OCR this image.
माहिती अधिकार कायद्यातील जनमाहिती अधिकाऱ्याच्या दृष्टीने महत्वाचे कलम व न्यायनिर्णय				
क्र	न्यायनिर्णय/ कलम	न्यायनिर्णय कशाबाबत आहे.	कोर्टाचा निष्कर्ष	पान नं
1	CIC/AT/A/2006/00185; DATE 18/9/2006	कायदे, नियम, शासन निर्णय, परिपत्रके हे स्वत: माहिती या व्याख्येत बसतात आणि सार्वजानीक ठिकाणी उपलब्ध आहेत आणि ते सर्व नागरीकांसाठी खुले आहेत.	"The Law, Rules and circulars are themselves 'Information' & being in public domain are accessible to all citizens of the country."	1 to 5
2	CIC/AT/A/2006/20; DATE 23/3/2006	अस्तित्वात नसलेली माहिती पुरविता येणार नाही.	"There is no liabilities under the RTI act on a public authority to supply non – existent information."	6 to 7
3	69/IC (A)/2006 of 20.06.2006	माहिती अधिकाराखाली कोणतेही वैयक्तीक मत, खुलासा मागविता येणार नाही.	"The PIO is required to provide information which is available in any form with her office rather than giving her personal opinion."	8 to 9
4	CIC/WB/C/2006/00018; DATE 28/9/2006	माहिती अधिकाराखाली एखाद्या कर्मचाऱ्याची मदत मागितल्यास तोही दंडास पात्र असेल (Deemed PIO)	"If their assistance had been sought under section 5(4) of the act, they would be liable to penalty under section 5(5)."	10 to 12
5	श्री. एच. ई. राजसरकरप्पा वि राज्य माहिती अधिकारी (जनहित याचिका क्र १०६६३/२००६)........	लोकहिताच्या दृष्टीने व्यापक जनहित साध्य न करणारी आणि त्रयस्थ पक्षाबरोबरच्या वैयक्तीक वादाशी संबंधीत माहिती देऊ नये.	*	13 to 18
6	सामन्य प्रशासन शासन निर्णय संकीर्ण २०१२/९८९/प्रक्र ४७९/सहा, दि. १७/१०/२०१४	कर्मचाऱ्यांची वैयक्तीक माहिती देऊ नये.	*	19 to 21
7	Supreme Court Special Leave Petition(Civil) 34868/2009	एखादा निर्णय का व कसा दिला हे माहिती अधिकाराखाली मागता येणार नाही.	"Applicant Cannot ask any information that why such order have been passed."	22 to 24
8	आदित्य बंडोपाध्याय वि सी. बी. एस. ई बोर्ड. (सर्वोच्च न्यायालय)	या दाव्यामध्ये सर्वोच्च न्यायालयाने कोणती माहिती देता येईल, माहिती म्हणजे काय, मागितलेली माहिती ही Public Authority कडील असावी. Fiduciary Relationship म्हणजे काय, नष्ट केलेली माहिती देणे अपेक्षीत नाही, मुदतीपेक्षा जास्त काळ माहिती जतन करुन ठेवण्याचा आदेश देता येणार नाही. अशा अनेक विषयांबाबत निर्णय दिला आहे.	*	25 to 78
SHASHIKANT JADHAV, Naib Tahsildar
-----
Task requirements » Reproduce each line verbatim.

Solution for this problem »
OCR this image.
माहिती अधिकार कायद्यातील जनमाहिती अधिकाऱ्याच्या दृष्टीने महत्वाचे कलम व न्यायनिर्णय				
क्र	न्यायनिर्णय/ कलम	न्यायनिर्णय कशाबाबत आहे.	कोर्टाचा निष्कर्ष	पान नं
1	CIC/AT/A/2006/00185; DATE 18/9/2006	कायदे, नियम, शासन निर्णय, परिपत्रके हे स्वत: माहिती या व्याख्येत बसतात आणि सार्वजानीक ठिकाणी उपलब्ध आहेत आणि ते सर्व नागरीकांसाठी खुले आहेत.	"The Law, Rules and circulars are themselves 'Information' & being in public domain are accessible to all citizens of the country."	1 to 5
2	CIC/AT/A/2006/20; DATE 23/3/2006	अस्तित्वात नसलेली माहिती पुरविता येणार नाही.	"There is no liabilities under the RTI act on a public authority to supply non – existent information."	6 to 7
3	69/IC (A)/2006 of 20.06.2006	माहिती अधिकाराखाली कोणतेही वैयक्तीक मत, खुलासा मागविता येणार नाही.	"The PIO is required to provide information which is available in any form with her office rather than giving her personal opinion."	8 to 9
4	CIC/WB/C/2006/00018; DATE 28/9/2006	माहिती अधिकाराखाली एखाद्या कर्मचाऱ्याची मदत मागितल्यास तोही दंडास पात्र असेल (Deemed PIO)	"If their assistance had been sought under section 5(4) of the act, they would be liable to penalty under section 5(5)."	10 to 12
5	श्री. एच. ई. राजसरकरप्पा वि राज्य माहिती अधिकारी (जनहित याचिका क्र १०६६३/२००६)........	लोकहिताच्या दृष्टीने व्यापक जनहित साध्य न करणारी आणि त्रयस्थ पक्षाबरोबरच्या वैयक्तीक वादाशी संबंधीत माहिती देऊ नये.	*	13 to 18
6	सामन्य प्रशासन शासन निर्णय संकीर्ण २०१२/९८९/प्रक्र ४७९/सहा, दि. १७/१०/२०१४	कर्मचाऱ्यांची वैयक्तीक माहिती देऊ नये.	*	19 to 21
7	Supreme Court Special Leave Petition(Civil) 34868/2009	एखादा निर्णय का व कसा दिला हे माहिती अधिकाराखाली मागता येणार नाही.	"Applicant Cannot ask any information that why such order have been passed."	22 to 24
8	आदित्य बंडोपाध्याय वि सी. बी. एस. ई बोर्ड. (सर्वोच्च न्यायालय)	या दाव्यामध्ये सर्वोच्च न्यायालयाने कोणती माहिती देता येईल, माहिती म्हणजे काय, मागितलेली माहिती ही Public Authority कडील असावी. Fiduciary Relationship म्हणजे काय, नष्ट केलेली माहिती देणे अपेक्षीत नाही, मुदतीपेक्षा जास्त काळ माहिती जतन करुन ठेवण्याचा आदेश देता येणार नाही. अशा अनेक विषयांबाबत निर्णय दिला आहे.	*	25 to 78
SHASHIKANT JADHAV, Naib Tahsildar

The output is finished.